[START OF Data section]

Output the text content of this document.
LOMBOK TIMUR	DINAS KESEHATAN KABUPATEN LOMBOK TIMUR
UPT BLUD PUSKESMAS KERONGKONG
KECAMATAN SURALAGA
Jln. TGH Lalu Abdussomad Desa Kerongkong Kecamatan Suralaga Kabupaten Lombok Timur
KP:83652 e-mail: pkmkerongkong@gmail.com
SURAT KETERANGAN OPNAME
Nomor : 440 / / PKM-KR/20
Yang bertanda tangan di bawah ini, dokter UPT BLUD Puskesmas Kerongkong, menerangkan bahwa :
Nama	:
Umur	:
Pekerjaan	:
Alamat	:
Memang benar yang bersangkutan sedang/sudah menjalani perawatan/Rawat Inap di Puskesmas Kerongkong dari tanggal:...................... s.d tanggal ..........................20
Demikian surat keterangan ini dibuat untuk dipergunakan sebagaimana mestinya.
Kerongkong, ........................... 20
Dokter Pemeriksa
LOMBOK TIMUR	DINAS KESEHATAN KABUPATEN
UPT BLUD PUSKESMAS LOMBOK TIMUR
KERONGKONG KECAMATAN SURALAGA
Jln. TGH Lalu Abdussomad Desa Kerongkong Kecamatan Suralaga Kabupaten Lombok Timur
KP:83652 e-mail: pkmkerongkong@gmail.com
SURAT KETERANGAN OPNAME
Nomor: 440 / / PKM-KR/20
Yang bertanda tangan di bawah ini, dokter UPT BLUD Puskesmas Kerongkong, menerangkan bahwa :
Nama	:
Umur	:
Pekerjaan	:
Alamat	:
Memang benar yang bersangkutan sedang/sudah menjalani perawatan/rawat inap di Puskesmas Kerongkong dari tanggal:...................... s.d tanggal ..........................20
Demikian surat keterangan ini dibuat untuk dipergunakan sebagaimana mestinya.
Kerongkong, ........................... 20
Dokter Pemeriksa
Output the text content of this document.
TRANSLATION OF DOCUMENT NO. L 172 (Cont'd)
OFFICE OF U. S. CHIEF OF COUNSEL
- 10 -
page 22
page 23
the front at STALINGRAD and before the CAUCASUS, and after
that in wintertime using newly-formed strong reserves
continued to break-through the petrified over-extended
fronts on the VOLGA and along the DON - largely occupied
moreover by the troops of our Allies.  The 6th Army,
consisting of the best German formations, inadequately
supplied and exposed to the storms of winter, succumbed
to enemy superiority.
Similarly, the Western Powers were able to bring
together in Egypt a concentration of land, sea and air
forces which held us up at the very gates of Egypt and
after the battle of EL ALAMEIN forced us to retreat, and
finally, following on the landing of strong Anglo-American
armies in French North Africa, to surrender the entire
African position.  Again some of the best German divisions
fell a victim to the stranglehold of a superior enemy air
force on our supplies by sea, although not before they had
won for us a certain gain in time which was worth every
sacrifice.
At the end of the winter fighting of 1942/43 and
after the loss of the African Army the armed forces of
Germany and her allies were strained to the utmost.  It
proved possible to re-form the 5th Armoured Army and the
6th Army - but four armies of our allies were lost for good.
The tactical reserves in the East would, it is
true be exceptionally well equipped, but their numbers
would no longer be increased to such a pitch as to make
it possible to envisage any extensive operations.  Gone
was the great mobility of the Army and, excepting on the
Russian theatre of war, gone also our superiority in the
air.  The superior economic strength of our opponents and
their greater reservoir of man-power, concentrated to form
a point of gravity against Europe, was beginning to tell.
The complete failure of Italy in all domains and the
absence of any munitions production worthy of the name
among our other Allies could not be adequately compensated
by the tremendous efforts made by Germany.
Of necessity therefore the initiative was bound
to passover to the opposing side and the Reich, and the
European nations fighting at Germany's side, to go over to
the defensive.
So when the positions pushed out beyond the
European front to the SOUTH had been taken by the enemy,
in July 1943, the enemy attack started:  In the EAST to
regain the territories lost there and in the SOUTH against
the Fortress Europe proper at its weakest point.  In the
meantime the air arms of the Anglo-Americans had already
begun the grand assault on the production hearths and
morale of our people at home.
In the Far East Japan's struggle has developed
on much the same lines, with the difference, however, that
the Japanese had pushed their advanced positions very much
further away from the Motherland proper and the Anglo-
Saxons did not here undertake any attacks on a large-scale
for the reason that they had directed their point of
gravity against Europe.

[END OF Data section]

**Task goal:**
Tally how many lines of the data include the word "dari". Write the number and nothing else.

**Result for this exercise:**
2